— Start —
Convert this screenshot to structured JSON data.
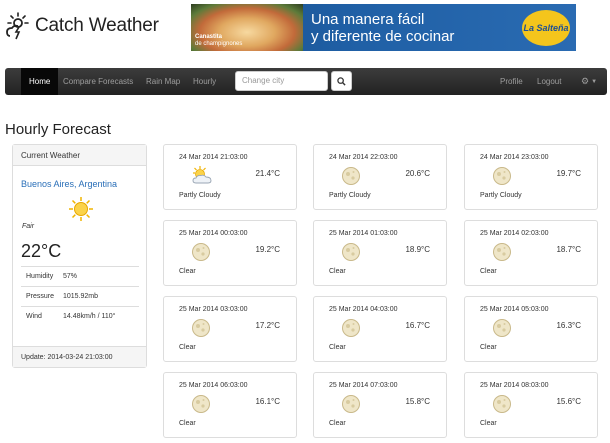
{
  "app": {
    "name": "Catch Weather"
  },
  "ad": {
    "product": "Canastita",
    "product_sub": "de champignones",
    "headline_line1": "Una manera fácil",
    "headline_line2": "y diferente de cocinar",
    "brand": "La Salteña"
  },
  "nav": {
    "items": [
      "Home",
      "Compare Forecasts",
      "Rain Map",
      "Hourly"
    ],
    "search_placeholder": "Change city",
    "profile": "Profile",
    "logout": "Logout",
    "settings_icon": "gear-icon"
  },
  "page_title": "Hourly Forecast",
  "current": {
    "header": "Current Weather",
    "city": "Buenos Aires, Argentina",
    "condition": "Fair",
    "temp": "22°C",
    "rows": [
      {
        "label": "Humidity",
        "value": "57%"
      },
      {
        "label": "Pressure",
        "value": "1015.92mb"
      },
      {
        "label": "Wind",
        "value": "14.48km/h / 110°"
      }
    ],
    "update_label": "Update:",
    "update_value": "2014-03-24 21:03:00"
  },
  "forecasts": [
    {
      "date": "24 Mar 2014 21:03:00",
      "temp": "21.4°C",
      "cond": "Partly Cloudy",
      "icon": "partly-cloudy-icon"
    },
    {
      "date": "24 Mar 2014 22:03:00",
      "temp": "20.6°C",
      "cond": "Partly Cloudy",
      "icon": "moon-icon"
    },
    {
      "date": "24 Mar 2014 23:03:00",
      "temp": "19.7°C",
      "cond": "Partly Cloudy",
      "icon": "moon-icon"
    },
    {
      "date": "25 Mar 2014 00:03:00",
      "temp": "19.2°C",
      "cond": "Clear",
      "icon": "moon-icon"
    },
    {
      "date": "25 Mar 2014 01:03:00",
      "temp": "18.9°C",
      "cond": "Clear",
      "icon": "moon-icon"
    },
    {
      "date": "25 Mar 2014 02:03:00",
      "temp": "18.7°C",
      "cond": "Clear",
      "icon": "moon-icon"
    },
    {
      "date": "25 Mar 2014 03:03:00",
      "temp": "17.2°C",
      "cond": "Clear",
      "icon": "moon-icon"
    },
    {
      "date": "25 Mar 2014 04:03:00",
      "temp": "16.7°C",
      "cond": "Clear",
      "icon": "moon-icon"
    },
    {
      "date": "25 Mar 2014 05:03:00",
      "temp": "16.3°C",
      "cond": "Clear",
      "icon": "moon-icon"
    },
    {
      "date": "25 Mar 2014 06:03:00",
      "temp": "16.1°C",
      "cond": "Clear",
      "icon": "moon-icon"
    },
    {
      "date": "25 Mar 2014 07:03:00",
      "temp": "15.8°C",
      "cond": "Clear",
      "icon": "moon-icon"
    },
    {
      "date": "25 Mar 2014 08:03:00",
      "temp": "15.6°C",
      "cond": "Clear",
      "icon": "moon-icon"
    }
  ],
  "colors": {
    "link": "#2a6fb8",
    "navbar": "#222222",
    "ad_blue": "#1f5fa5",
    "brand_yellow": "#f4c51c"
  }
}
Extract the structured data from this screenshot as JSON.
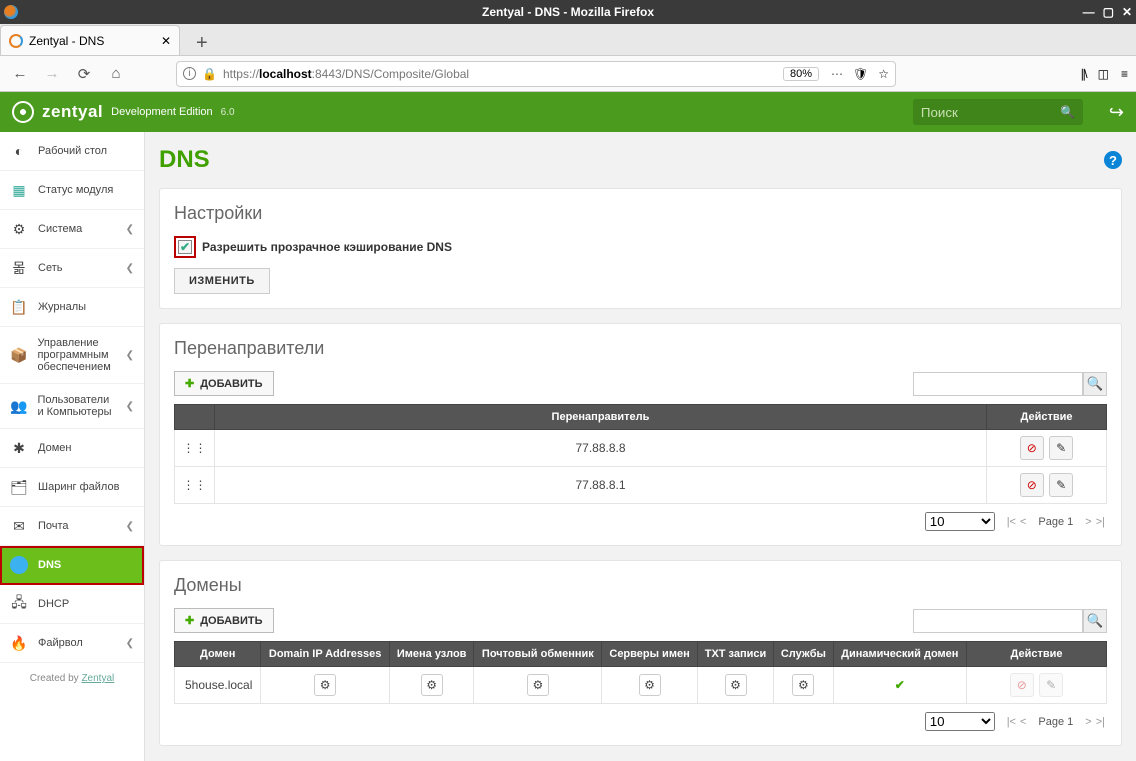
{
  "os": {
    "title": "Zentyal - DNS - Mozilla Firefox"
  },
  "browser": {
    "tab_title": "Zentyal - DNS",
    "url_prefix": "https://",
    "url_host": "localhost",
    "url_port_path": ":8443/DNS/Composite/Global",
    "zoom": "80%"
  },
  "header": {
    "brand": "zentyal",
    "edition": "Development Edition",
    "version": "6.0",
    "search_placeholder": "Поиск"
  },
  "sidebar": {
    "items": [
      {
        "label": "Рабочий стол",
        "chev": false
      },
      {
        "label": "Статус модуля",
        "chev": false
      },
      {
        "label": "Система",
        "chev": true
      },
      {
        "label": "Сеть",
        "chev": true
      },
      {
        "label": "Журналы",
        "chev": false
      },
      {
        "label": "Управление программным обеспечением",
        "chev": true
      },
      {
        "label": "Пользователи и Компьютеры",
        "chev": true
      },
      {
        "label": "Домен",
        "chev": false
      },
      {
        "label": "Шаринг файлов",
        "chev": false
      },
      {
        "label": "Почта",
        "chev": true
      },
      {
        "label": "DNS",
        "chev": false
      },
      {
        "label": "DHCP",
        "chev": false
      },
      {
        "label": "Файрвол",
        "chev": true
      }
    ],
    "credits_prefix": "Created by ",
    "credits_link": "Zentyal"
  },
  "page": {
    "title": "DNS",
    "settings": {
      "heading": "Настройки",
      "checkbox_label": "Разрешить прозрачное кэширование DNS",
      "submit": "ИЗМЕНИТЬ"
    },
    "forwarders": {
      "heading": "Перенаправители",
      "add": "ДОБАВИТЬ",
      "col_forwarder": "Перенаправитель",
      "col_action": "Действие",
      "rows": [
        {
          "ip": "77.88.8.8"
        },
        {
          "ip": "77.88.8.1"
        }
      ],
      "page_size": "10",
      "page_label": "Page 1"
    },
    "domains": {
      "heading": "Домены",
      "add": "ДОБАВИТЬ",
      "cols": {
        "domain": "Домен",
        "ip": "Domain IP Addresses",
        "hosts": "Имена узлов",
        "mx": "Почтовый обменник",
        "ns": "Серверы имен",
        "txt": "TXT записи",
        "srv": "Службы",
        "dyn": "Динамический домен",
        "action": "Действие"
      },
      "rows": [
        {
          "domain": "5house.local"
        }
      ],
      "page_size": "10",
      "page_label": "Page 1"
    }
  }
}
— End —
*AIM:*
Omit the pictures and reproduce the listing exactly.

*ANSWER FOR THIS EXERCISE:*
Convert this screenshot to structured JSON data.
{
  "app": {
    "name": "Catch Weather"
  },
  "ad": {
    "product": "Canastita",
    "product_sub": "de champignones",
    "headline_line1": "Una manera fácil",
    "headline_line2": "y diferente de cocinar",
    "brand": "La Salteña"
  },
  "nav": {
    "items": [
      "Home",
      "Compare Forecasts",
      "Rain Map",
      "Hourly"
    ],
    "search_placeholder": "Change city",
    "profile": "Profile",
    "logout": "Logout",
    "settings_icon": "gear-icon"
  },
  "page_title": "Hourly Forecast",
  "current": {
    "header": "Current Weather",
    "city": "Buenos Aires, Argentina",
    "condition": "Fair",
    "temp": "22°C",
    "rows": [
      {
        "label": "Humidity",
        "value": "57%"
      },
      {
        "label": "Pressure",
        "value": "1015.92mb"
      },
      {
        "label": "Wind",
        "value": "14.48km/h / 110°"
      }
    ],
    "update_label": "Update:",
    "update_value": "2014-03-24 21:03:00"
  },
  "forecasts": [
    {
      "date": "24 Mar 2014 21:03:00",
      "temp": "21.4°C",
      "cond": "Partly Cloudy",
      "icon": "partly-cloudy-icon"
    },
    {
      "date": "24 Mar 2014 22:03:00",
      "temp": "20.6°C",
      "cond": "Partly Cloudy",
      "icon": "moon-icon"
    },
    {
      "date": "24 Mar 2014 23:03:00",
      "temp": "19.7°C",
      "cond": "Partly Cloudy",
      "icon": "moon-icon"
    },
    {
      "date": "25 Mar 2014 00:03:00",
      "temp": "19.2°C",
      "cond": "Clear",
      "icon": "moon-icon"
    },
    {
      "date": "25 Mar 2014 01:03:00",
      "temp": "18.9°C",
      "cond": "Clear",
      "icon": "moon-icon"
    },
    {
      "date": "25 Mar 2014 02:03:00",
      "temp": "18.7°C",
      "cond": "Clear",
      "icon": "moon-icon"
    },
    {
      "date": "25 Mar 2014 03:03:00",
      "temp": "17.2°C",
      "cond": "Clear",
      "icon": "moon-icon"
    },
    {
      "date": "25 Mar 2014 04:03:00",
      "temp": "16.7°C",
      "cond": "Clear",
      "icon": "moon-icon"
    },
    {
      "date": "25 Mar 2014 05:03:00",
      "temp": "16.3°C",
      "cond": "Clear",
      "icon": "moon-icon"
    },
    {
      "date": "25 Mar 2014 06:03:00",
      "temp": "16.1°C",
      "cond": "Clear",
      "icon": "moon-icon"
    },
    {
      "date": "25 Mar 2014 07:03:00",
      "temp": "15.8°C",
      "cond": "Clear",
      "icon": "moon-icon"
    },
    {
      "date": "25 Mar 2014 08:03:00",
      "temp": "15.6°C",
      "cond": "Clear",
      "icon": "moon-icon"
    }
  ],
  "colors": {
    "link": "#2a6fb8",
    "navbar": "#222222",
    "ad_blue": "#1f5fa5",
    "brand_yellow": "#f4c51c"
  }
}
Extract the structured data from this screenshot as JSON.
{
  "os": {
    "title": "Zentyal - DNS - Mozilla Firefox"
  },
  "browser": {
    "tab_title": "Zentyal - DNS",
    "url_prefix": "https://",
    "url_host": "localhost",
    "url_port_path": ":8443/DNS/Composite/Global",
    "zoom": "80%"
  },
  "header": {
    "brand": "zentyal",
    "edition": "Development Edition",
    "version": "6.0",
    "search_placeholder": "Поиск"
  },
  "sidebar": {
    "items": [
      {
        "label": "Рабочий стол",
        "chev": false
      },
      {
        "label": "Статус модуля",
        "chev": false
      },
      {
        "label": "Система",
        "chev": true
      },
      {
        "label": "Сеть",
        "chev": true
      },
      {
        "label": "Журналы",
        "chev": false
      },
      {
        "label": "Управление программным обеспечением",
        "chev": true
      },
      {
        "label": "Пользователи и Компьютеры",
        "chev": true
      },
      {
        "label": "Домен",
        "chev": false
      },
      {
        "label": "Шаринг файлов",
        "chev": false
      },
      {
        "label": "Почта",
        "chev": true
      },
      {
        "label": "DNS",
        "chev": false
      },
      {
        "label": "DHCP",
        "chev": false
      },
      {
        "label": "Файрвол",
        "chev": true
      }
    ],
    "credits_prefix": "Created by ",
    "credits_link": "Zentyal"
  },
  "page": {
    "title": "DNS",
    "settings": {
      "heading": "Настройки",
      "checkbox_label": "Разрешить прозрачное кэширование DNS",
      "submit": "ИЗМЕНИТЬ"
    },
    "forwarders": {
      "heading": "Перенаправители",
      "add": "ДОБАВИТЬ",
      "col_forwarder": "Перенаправитель",
      "col_action": "Действие",
      "rows": [
        {
          "ip": "77.88.8.8"
        },
        {
          "ip": "77.88.8.1"
        }
      ],
      "page_size": "10",
      "page_label": "Page 1"
    },
    "domains": {
      "heading": "Домены",
      "add": "ДОБАВИТЬ",
      "cols": {
        "domain": "Домен",
        "ip": "Domain IP Addresses",
        "hosts": "Имена узлов",
        "mx": "Почтовый обменник",
        "ns": "Серверы имен",
        "txt": "TXT записи",
        "srv": "Службы",
        "dyn": "Динамический домен",
        "action": "Действие"
      },
      "rows": [
        {
          "domain": "5house.local"
        }
      ],
      "page_size": "10",
      "page_label": "Page 1"
    }
  }
}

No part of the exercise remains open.